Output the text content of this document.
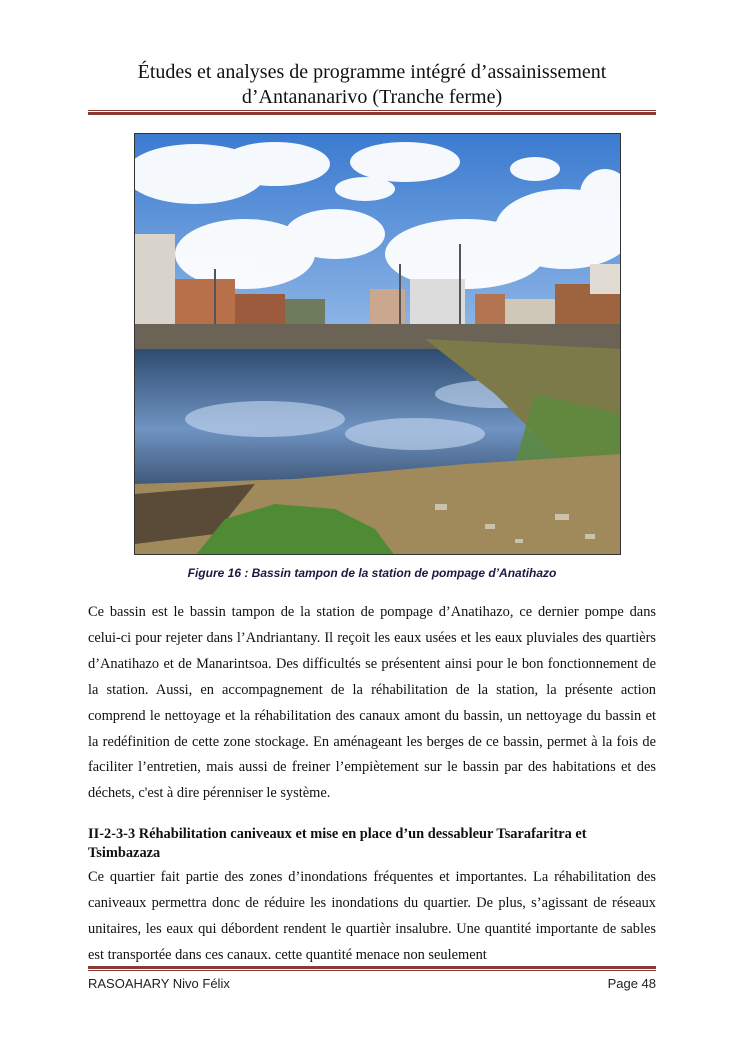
Études et analyses de programme intégré d’assainissement d’Antananarivo (Tranche ferme)
Figure 16 : Bassin tampon de la station de pompage d’Anatihazo
Ce bassin est le bassin tampon de la station de pompage d’Anatihazo, ce dernier pompe dans celui-ci pour rejeter dans l’Andriantany. Il reçoit les eaux usées et les eaux pluviales des quartièrs d’Anatihazo et de Manarintsoa. Des difficultés se présentent ainsi pour le bon fonctionnement de la station. Aussi, en accompagnement de la réhabilitation de la station, la présente action comprend le nettoyage et la réhabilitation des canaux amont du bassin, un nettoyage du bassin et la redéfinition de cette zone stockage. En aménageant les berges de ce bassin, permet à la fois de faciliter l’entretien, mais aussi de freiner l’empiètement sur le bassin par des habitations et des déchets, c'est à dire pérenniser le système.
II-2-3-3 Réhabilitation caniveaux et mise en place d’un dessableur Tsarafaritra et Tsimbazaza
Ce quartier fait partie des zones d’inondations fréquentes et importantes. La réhabilitation des caniveaux permettra donc de réduire les inondations du quartier. De plus, s’agissant de réseaux unitaires, les eaux qui débordent rendent le quartièr insalubre. Une quantité importante de sables est transportée dans ces canaux. cette quantité menace non seulement
RASOAHARY Nivo Félix	Page 48
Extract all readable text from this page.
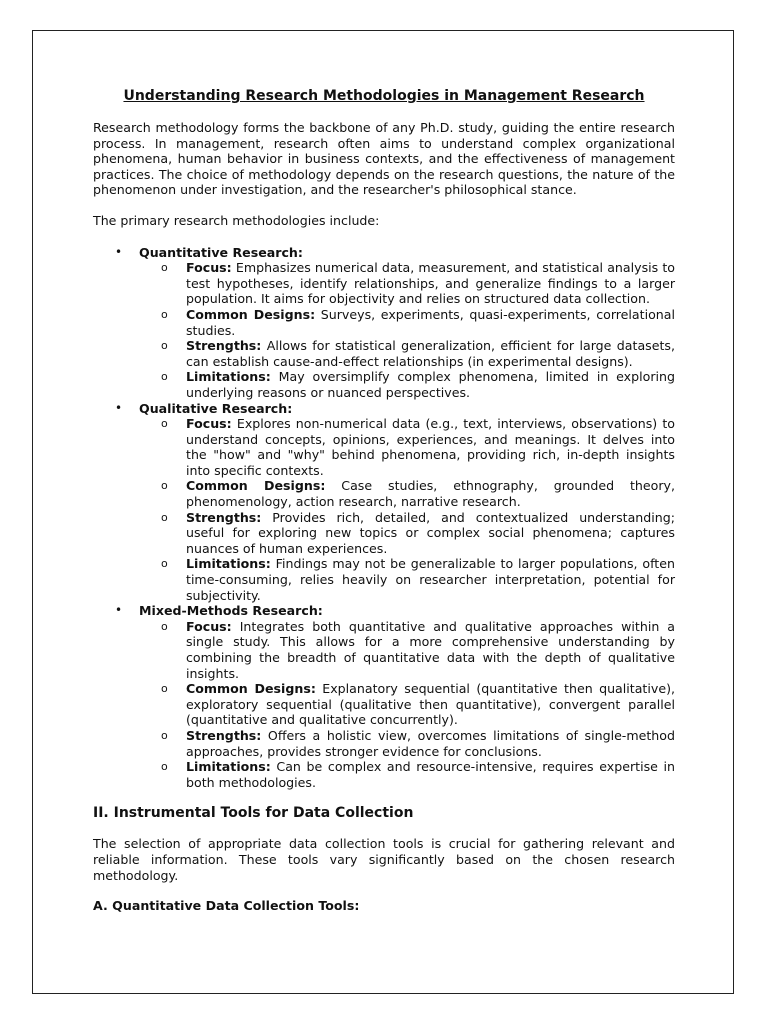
Understanding Research Methodologies in Management Research

Research methodology forms the backbone of any Ph.D. study, guiding the entire research process. In management, research often aims to understand complex organizational phenomena, human behavior in business contexts, and the effectiveness of management practices. The choice of methodology depends on the research questions, the nature of the phenomenon under investigation, and the researcher's philosophical stance.

The primary research methodologies include:

• Quantitative Research:
o Focus: Emphasizes numerical data, measurement, and statistical analysis to test hypotheses, identify relationships, and generalize findings to a larger population. It aims for objectivity and relies on structured data collection.
o Common Designs: Surveys, experiments, quasi-experiments, correlational studies.
o Strengths: Allows for statistical generalization, efficient for large datasets, can establish cause-and-effect relationships (in experimental designs).
o Limitations: May oversimplify complex phenomena, limited in exploring underlying reasons or nuanced perspectives.
• Qualitative Research:
o Focus: Explores non-numerical data (e.g., text, interviews, observations) to understand concepts, opinions, experiences, and meanings. It delves into the "how" and "why" behind phenomena, providing rich, in-depth insights into specific contexts.
o Common Designs: Case studies, ethnography, grounded theory, phenomenology, action research, narrative research.
o Strengths: Provides rich, detailed, and contextualized understanding; useful for exploring new topics or complex social phenomena; captures nuances of human experiences.
o Limitations: Findings may not be generalizable to larger populations, often time-consuming, relies heavily on researcher interpretation, potential for subjectivity.
• Mixed-Methods Research:
o Focus: Integrates both quantitative and qualitative approaches within a single study. This allows for a more comprehensive understanding by combining the breadth of quantitative data with the depth of qualitative insights.
o Common Designs: Explanatory sequential (quantitative then qualitative), exploratory sequential (qualitative then quantitative), convergent parallel (quantitative and qualitative concurrently).
o Strengths: Offers a holistic view, overcomes limitations of single-method approaches, provides stronger evidence for conclusions.
o Limitations: Can be complex and resource-intensive, requires expertise in both methodologies.
II. Instrumental Tools for Data Collection

The selection of appropriate data collection tools is crucial for gathering relevant and reliable information. These tools vary significantly based on the chosen research methodology.

A. Quantitative Data Collection Tools:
************
Write out again every line above exactly as given; the pictures do not belong in the copy.

▸ Answer to this problem:
Output the text content of this document.
Études et analyses de programme intégré d’assainissement d’Antananarivo (Tranche ferme)
Figure 16 : Bassin tampon de la station de pompage d’Anatihazo
Ce bassin est le bassin tampon de la station de pompage d’Anatihazo, ce dernier pompe dans celui-ci pour rejeter dans l’Andriantany. Il reçoit les eaux usées et les eaux pluviales des quartièrs d’Anatihazo et de Manarintsoa. Des difficultés se présentent ainsi pour le bon fonctionnement de la station. Aussi, en accompagnement de la réhabilitation de la station, la présente action comprend le nettoyage et la réhabilitation des canaux amont du bassin, un nettoyage du bassin et la redéfinition de cette zone stockage. En aménageant les berges de ce bassin, permet à la fois de faciliter l’entretien, mais aussi de freiner l’empiètement sur le bassin par des habitations et des déchets, c'est à dire pérenniser le système.
II-2-3-3 Réhabilitation caniveaux et mise en place d’un dessableur Tsarafaritra et Tsimbazaza
Ce quartier fait partie des zones d’inondations fréquentes et importantes. La réhabilitation des caniveaux permettra donc de réduire les inondations du quartier. De plus, s’agissant de réseaux unitaires, les eaux qui débordent rendent le quartièr insalubre. Une quantité importante de sables est transportée dans ces canaux. cette quantité menace non seulement
RASOAHARY Nivo Félix	Page 48
Extract all readable text from this page.
Understanding Research Methodologies in Management Research

Research methodology forms the backbone of any Ph.D. study, guiding the entire research process. In management, research often aims to understand complex organizational phenomena, human behavior in business contexts, and the effectiveness of management practices. The choice of methodology depends on the research questions, the nature of the phenomenon under investigation, and the researcher's philosophical stance.

The primary research methodologies include:

• Quantitative Research:
o Focus: Emphasizes numerical data, measurement, and statistical analysis to test hypotheses, identify relationships, and generalize findings to a larger population. It aims for objectivity and relies on structured data collection.
o Common Designs: Surveys, experiments, quasi-experiments, correlational studies.
o Strengths: Allows for statistical generalization, efficient for large datasets, can establish cause-and-effect relationships (in experimental designs).
o Limitations: May oversimplify complex phenomena, limited in exploring underlying reasons or nuanced perspectives.
• Qualitative Research:
o Focus: Explores non-numerical data (e.g., text, interviews, observations) to understand concepts, opinions, experiences, and meanings. It delves into the "how" and "why" behind phenomena, providing rich, in-depth insights into specific contexts.
o Common Designs: Case studies, ethnography, grounded theory, phenomenology, action research, narrative research.
o Strengths: Provides rich, detailed, and contextualized understanding; useful for exploring new topics or complex social phenomena; captures nuances of human experiences.
o Limitations: Findings may not be generalizable to larger populations, often time-consuming, relies heavily on researcher interpretation, potential for subjectivity.
• Mixed-Methods Research:
o Focus: Integrates both quantitative and qualitative approaches within a single study. This allows for a more comprehensive understanding by combining the breadth of quantitative data with the depth of qualitative insights.
o Common Designs: Explanatory sequential (quantitative then qualitative), exploratory sequential (qualitative then quantitative), convergent parallel (quantitative and qualitative concurrently).
o Strengths: Offers a holistic view, overcomes limitations of single-method approaches, provides stronger evidence for conclusions.
o Limitations: Can be complex and resource-intensive, requires expertise in both methodologies.
II. Instrumental Tools for Data Collection

The selection of appropriate data collection tools is crucial for gathering relevant and reliable information. These tools vary significantly based on the chosen research methodology.

A. Quantitative Data Collection Tools:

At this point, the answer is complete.